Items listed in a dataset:
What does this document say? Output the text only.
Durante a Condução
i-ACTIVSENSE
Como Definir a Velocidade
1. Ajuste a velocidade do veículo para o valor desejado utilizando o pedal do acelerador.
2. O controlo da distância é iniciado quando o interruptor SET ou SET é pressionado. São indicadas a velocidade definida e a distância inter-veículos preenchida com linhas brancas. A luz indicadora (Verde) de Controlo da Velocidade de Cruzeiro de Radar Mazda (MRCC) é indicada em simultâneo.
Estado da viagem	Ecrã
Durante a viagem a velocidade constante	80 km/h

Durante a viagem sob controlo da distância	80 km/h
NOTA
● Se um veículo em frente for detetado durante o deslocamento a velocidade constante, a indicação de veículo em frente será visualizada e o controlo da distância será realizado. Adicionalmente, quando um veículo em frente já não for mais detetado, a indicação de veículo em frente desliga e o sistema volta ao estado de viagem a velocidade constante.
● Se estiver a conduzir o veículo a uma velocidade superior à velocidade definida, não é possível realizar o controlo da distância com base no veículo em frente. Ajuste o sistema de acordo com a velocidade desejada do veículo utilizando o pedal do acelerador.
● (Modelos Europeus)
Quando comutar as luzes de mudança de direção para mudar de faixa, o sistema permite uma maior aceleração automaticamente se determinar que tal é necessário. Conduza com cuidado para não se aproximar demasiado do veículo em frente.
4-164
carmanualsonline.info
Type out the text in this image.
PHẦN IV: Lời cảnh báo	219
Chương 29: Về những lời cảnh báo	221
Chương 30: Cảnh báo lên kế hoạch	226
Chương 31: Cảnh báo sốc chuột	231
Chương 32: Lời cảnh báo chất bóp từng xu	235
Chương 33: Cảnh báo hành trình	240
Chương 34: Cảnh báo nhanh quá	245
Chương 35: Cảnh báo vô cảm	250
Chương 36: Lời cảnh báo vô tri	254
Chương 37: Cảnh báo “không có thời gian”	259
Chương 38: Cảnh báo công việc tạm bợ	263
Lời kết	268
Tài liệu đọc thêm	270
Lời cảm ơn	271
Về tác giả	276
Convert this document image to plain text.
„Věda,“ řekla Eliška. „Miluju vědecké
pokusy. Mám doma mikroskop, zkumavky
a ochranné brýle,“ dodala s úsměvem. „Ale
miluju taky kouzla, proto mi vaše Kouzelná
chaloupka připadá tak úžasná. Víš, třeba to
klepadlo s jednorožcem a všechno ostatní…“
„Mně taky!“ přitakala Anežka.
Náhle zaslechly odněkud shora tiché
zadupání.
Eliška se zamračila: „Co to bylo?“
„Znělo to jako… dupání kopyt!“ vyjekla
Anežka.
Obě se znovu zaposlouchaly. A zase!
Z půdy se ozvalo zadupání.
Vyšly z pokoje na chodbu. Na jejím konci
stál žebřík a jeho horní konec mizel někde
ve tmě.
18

## To do
Pull out every line of the records above that contains the word "this".

## Task result
What does this document say? Output the text only.
Type out the text in this image.
Convert this document image to plain text.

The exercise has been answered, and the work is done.